Your objective: Single out each line with the word "machen" and copy it.
## Start Given records
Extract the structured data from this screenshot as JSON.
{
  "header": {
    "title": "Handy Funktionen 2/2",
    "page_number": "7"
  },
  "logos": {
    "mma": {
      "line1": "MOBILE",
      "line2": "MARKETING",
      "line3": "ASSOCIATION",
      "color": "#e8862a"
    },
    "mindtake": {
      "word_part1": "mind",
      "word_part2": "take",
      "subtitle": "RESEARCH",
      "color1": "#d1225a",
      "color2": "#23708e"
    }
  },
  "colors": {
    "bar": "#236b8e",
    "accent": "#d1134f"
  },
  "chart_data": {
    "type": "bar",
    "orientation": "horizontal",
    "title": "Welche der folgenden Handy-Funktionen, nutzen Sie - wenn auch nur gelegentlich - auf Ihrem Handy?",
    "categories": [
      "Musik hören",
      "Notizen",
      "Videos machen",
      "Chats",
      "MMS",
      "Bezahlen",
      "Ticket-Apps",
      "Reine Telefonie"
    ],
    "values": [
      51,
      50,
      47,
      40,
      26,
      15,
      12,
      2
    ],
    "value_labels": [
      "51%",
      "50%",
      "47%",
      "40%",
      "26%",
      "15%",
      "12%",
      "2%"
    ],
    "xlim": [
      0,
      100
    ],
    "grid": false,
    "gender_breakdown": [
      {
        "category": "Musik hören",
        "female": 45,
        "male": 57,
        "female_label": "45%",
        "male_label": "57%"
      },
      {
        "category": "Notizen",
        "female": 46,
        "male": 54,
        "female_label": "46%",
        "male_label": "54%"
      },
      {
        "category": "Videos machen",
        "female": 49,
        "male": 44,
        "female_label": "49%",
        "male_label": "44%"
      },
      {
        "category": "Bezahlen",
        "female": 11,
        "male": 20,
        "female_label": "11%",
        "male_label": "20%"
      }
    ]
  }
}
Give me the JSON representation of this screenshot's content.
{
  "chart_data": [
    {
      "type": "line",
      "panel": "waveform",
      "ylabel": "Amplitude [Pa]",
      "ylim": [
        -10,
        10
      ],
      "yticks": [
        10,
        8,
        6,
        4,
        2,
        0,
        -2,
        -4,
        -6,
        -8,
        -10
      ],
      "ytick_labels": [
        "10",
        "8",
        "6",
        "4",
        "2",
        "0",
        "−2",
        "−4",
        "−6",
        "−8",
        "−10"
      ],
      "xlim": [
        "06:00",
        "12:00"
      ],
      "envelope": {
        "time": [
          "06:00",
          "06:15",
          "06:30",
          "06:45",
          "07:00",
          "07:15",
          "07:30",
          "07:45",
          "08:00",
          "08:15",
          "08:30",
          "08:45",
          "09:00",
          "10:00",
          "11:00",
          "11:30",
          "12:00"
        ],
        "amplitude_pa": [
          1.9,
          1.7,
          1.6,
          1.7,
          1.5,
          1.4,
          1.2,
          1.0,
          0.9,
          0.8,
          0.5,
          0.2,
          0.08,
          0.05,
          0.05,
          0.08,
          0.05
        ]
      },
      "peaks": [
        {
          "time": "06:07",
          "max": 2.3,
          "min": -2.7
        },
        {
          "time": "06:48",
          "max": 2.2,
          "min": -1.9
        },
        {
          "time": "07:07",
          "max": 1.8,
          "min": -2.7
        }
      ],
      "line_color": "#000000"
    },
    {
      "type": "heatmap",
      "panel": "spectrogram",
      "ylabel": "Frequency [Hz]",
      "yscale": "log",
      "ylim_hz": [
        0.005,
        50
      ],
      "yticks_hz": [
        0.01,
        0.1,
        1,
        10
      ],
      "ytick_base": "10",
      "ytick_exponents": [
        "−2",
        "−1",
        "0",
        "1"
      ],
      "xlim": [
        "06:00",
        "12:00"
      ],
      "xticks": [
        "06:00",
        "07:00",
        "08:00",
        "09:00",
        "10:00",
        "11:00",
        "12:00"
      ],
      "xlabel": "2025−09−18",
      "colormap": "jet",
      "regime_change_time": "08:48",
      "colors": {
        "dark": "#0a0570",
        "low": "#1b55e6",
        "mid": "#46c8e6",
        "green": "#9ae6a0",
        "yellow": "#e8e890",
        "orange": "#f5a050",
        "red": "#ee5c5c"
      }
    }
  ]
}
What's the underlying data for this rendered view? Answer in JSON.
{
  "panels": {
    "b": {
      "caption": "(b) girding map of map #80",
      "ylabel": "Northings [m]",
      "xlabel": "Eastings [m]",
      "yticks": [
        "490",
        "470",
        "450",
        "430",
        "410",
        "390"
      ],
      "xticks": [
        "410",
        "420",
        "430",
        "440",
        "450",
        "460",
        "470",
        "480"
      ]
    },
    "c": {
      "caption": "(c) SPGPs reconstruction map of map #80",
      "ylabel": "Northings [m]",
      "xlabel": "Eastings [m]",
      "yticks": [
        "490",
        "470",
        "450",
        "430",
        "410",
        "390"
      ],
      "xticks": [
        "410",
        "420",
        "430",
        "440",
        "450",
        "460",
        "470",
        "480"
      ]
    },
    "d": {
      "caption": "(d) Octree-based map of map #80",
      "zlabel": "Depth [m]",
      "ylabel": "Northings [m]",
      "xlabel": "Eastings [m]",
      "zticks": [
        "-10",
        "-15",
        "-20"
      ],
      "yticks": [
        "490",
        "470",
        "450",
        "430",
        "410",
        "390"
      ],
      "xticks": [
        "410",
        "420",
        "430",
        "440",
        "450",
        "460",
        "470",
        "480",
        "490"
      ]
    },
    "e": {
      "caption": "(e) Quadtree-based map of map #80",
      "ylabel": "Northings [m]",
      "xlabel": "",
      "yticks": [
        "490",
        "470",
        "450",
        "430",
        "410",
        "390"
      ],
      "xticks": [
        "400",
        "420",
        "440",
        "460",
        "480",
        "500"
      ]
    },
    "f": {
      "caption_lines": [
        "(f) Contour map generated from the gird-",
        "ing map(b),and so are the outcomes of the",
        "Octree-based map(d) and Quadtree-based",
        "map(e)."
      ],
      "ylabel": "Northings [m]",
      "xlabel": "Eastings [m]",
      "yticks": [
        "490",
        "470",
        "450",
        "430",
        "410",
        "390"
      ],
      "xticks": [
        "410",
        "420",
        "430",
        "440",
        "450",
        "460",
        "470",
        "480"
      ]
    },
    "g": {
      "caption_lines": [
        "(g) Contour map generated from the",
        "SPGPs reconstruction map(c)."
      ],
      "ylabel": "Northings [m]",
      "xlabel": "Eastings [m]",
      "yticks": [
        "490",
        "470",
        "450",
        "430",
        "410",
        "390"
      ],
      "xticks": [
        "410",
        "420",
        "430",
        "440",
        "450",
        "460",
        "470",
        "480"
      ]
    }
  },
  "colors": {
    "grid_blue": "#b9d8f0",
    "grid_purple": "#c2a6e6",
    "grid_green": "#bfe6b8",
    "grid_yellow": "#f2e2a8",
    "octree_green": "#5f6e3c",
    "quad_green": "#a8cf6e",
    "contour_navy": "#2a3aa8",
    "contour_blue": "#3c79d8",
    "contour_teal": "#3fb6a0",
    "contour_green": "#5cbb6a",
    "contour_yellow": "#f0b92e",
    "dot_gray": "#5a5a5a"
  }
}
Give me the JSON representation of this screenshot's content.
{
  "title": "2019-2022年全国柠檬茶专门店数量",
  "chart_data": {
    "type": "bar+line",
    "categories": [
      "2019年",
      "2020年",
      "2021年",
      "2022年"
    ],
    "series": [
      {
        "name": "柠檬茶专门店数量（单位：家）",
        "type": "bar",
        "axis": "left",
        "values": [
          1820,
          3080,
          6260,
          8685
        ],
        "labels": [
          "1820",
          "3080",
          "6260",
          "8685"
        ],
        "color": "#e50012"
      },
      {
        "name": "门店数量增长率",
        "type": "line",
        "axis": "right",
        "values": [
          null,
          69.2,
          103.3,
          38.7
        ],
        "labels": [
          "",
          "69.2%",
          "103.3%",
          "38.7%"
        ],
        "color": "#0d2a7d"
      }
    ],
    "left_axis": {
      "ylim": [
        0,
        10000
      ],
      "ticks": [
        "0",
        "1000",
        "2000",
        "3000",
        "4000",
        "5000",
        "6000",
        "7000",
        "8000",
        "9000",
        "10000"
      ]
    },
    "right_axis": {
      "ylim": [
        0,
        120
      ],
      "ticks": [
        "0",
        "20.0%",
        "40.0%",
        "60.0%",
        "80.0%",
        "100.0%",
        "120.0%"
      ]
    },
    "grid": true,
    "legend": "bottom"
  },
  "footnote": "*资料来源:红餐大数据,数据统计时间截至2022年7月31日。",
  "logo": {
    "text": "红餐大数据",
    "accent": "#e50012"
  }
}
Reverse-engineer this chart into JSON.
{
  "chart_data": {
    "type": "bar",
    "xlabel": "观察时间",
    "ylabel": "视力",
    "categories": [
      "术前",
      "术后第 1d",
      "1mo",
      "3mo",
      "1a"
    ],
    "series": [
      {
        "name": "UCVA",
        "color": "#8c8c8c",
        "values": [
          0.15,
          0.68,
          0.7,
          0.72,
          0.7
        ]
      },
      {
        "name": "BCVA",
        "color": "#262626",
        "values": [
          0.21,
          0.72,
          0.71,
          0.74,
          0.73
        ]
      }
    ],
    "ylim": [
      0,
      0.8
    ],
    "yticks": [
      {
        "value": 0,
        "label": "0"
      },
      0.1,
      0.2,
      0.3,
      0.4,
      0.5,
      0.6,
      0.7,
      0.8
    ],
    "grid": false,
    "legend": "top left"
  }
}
## End Given records
Response:
      "Videos machen",
        "category": "Videos machen",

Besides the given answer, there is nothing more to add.